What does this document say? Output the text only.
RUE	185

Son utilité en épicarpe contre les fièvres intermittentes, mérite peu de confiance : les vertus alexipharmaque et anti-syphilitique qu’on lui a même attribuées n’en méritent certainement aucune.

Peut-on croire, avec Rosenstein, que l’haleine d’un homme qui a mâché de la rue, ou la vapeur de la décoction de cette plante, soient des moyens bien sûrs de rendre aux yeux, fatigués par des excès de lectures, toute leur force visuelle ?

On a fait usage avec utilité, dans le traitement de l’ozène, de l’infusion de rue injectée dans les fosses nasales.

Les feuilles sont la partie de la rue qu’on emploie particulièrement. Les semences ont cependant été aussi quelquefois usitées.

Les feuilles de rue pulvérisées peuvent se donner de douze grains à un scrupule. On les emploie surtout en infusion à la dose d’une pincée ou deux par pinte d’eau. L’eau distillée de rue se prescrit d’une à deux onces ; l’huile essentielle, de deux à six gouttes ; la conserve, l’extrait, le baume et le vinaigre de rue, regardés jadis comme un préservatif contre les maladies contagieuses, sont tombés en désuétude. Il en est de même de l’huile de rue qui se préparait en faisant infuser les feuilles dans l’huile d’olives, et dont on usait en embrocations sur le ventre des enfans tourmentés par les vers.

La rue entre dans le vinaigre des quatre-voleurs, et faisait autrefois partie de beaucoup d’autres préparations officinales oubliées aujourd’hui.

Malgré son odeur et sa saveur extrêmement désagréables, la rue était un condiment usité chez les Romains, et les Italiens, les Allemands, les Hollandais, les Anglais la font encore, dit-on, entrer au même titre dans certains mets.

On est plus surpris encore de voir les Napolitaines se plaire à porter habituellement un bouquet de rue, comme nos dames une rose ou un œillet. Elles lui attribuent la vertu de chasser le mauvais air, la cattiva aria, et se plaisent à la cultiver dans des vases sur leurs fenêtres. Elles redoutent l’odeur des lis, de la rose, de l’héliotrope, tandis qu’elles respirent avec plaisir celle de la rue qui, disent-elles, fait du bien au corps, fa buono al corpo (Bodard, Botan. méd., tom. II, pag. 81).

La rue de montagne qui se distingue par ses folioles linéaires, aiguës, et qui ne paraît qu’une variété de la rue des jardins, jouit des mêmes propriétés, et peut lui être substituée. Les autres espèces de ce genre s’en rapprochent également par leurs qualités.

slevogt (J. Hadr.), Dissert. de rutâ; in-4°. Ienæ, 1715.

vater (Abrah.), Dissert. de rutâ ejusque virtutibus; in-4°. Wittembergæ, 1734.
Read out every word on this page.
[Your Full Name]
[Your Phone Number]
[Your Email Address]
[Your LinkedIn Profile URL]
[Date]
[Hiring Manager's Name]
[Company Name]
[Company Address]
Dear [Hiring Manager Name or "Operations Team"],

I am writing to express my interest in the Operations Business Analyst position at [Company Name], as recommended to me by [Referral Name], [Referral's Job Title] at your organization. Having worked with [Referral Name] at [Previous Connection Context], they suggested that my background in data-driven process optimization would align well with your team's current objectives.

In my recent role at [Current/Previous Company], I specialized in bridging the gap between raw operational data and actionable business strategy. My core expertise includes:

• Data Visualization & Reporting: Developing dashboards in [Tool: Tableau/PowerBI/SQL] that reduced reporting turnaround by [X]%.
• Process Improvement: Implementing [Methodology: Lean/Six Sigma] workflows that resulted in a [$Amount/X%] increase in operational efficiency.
______________________________
## Exercise description
Print every entry exactly as it appears.

## Response to the exercise
What does this document say? Output the text only.
RUE	185

Son utilité en épicarpe contre les fièvres intermittentes, mérite peu de confiance : les vertus alexipharmaque et anti-syphilitique qu’on lui a même attribuées n’en méritent certainement aucune.

Peut-on croire, avec Rosenstein, que l’haleine d’un homme qui a mâché de la rue, ou la vapeur de la décoction de cette plante, soient des moyens bien sûrs de rendre aux yeux, fatigués par des excès de lectures, toute leur force visuelle ?

On a fait usage avec utilité, dans le traitement de l’ozène, de l’infusion de rue injectée dans les fosses nasales.

Les feuilles sont la partie de la rue qu’on emploie particulièrement. Les semences ont cependant été aussi quelquefois usitées.

Les feuilles de rue pulvérisées peuvent se donner de douze grains à un scrupule. On les emploie surtout en infusion à la dose d’une pincée ou deux par pinte d’eau. L’eau distillée de rue se prescrit d’une à deux onces ; l’huile essentielle, de deux à six gouttes ; la conserve, l’extrait, le baume et le vinaigre de rue, regardés jadis comme un préservatif contre les maladies contagieuses, sont tombés en désuétude. Il en est de même de l’huile de rue qui se préparait en faisant infuser les feuilles dans l’huile d’olives, et dont on usait en embrocations sur le ventre des enfans tourmentés par les vers.

La rue entre dans le vinaigre des quatre-voleurs, et faisait autrefois partie de beaucoup d’autres préparations officinales oubliées aujourd’hui.

Malgré son odeur et sa saveur extrêmement désagréables, la rue était un condiment usité chez les Romains, et les Italiens, les Allemands, les Hollandais, les Anglais la font encore, dit-on, entrer au même titre dans certains mets.

On est plus surpris encore de voir les Napolitaines se plaire à porter habituellement un bouquet de rue, comme nos dames une rose ou un œillet. Elles lui attribuent la vertu de chasser le mauvais air, la cattiva aria, et se plaisent à la cultiver dans des vases sur leurs fenêtres. Elles redoutent l’odeur des lis, de la rose, de l’héliotrope, tandis qu’elles respirent avec plaisir celle de la rue qui, disent-elles, fait du bien au corps, fa buono al corpo (Bodard, Botan. méd., tom. II, pag. 81).

La rue de montagne qui se distingue par ses folioles linéaires, aiguës, et qui ne paraît qu’une variété de la rue des jardins, jouit des mêmes propriétés, et peut lui être substituée. Les autres espèces de ce genre s’en rapprochent également par leurs qualités.

slevogt (J. Hadr.), Dissert. de rutâ; in-4°. Ienæ, 1715.

vater (Abrah.), Dissert. de rutâ ejusque virtutibus; in-4°. Wittembergæ, 1734.
Read out every word on this page.
[Your Full Name]
[Your Phone Number]
[Your Email Address]
[Your LinkedIn Profile URL]
[Date]
[Hiring Manager's Name]
[Company Name]
[Company Address]
Dear [Hiring Manager Name or "Operations Team"],

I am writing to express my interest in the Operations Business Analyst position at [Company Name], as recommended to me by [Referral Name], [Referral's Job Title] at your organization. Having worked with [Referral Name] at [Previous Connection Context], they suggested that my background in data-driven process optimization would align well with your team's current objectives.

In my recent role at [Current/Previous Company], I specialized in bridging the gap between raw operational data and actionable business strategy. My core expertise includes:

• Data Visualization & Reporting: Developing dashboards in [Tool: Tableau/PowerBI/SQL] that reduced reporting turnaround by [X]%.
• Process Improvement: Implementing [Methodology: Lean/Six Sigma] workflows that resulted in a [$Amount/X%] increase in operational efficiency.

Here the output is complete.